_WHAT THE TASK ASKS_
Take every line where the string "name" appears and copy it.

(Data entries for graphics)

+--

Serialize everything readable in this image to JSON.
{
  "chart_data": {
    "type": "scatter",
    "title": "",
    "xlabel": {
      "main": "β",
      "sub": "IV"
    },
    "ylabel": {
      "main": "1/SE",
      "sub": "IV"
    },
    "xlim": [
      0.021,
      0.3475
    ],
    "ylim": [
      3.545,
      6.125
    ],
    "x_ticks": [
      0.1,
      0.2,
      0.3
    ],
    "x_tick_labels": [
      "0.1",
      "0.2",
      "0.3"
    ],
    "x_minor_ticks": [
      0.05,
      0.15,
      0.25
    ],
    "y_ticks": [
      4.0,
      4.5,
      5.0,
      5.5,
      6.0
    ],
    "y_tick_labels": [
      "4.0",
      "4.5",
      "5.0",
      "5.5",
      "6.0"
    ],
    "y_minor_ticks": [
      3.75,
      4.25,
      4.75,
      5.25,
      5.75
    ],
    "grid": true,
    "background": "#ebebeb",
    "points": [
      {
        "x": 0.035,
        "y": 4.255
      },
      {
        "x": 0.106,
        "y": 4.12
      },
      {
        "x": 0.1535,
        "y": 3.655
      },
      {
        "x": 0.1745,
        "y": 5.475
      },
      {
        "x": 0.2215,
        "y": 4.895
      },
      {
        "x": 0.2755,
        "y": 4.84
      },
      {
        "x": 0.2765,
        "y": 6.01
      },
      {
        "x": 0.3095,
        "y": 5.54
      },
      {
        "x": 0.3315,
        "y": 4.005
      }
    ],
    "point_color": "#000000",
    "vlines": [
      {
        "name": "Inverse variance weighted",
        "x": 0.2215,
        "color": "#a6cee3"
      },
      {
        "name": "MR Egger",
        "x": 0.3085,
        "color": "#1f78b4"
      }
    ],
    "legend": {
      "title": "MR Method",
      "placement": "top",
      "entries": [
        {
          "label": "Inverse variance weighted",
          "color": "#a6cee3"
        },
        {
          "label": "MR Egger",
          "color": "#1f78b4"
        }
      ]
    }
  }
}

+--

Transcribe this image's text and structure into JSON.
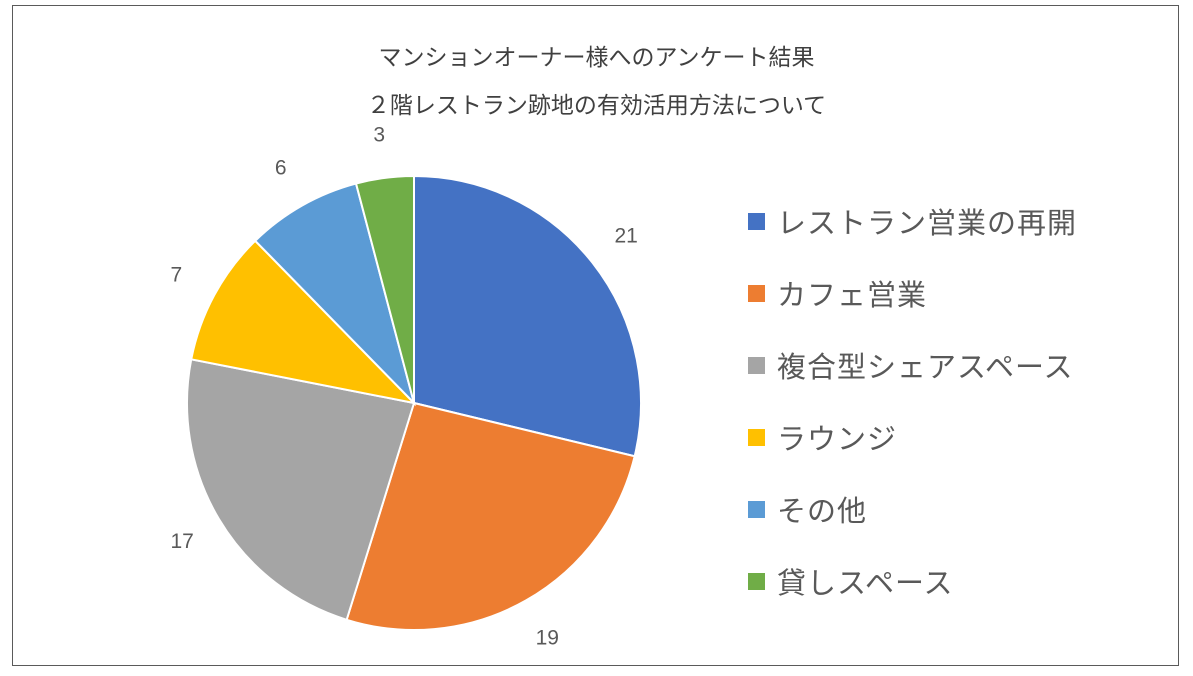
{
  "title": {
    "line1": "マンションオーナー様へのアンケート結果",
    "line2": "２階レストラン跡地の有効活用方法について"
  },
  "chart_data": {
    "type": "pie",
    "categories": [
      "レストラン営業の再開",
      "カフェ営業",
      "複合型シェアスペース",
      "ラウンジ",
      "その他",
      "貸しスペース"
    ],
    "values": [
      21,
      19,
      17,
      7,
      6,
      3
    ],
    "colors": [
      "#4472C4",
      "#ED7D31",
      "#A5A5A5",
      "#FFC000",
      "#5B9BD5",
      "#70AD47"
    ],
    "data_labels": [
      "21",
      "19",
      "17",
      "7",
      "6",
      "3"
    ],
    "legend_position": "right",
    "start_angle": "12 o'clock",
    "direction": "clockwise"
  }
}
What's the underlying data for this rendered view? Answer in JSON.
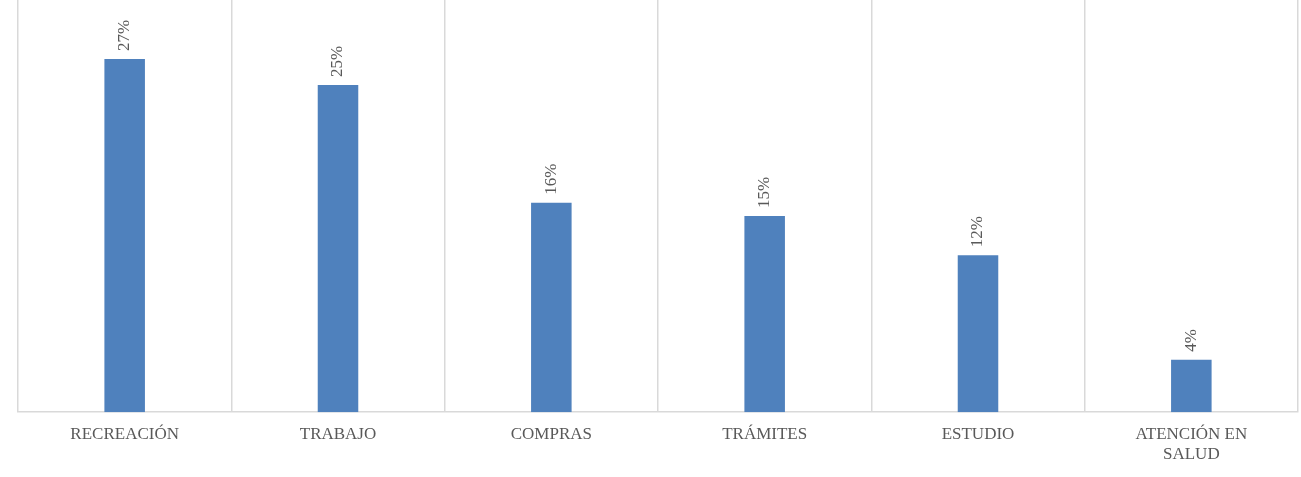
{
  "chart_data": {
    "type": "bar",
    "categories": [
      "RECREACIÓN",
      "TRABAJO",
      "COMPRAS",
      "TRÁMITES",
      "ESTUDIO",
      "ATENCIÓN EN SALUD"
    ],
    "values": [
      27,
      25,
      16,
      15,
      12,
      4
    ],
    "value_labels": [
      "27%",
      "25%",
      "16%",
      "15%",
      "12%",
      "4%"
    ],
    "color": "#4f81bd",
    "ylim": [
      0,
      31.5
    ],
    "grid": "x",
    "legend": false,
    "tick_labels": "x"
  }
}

+--

_TASK OUTPUT_
        "name": "Inverse variance weighted",
        "name": "MR Egger",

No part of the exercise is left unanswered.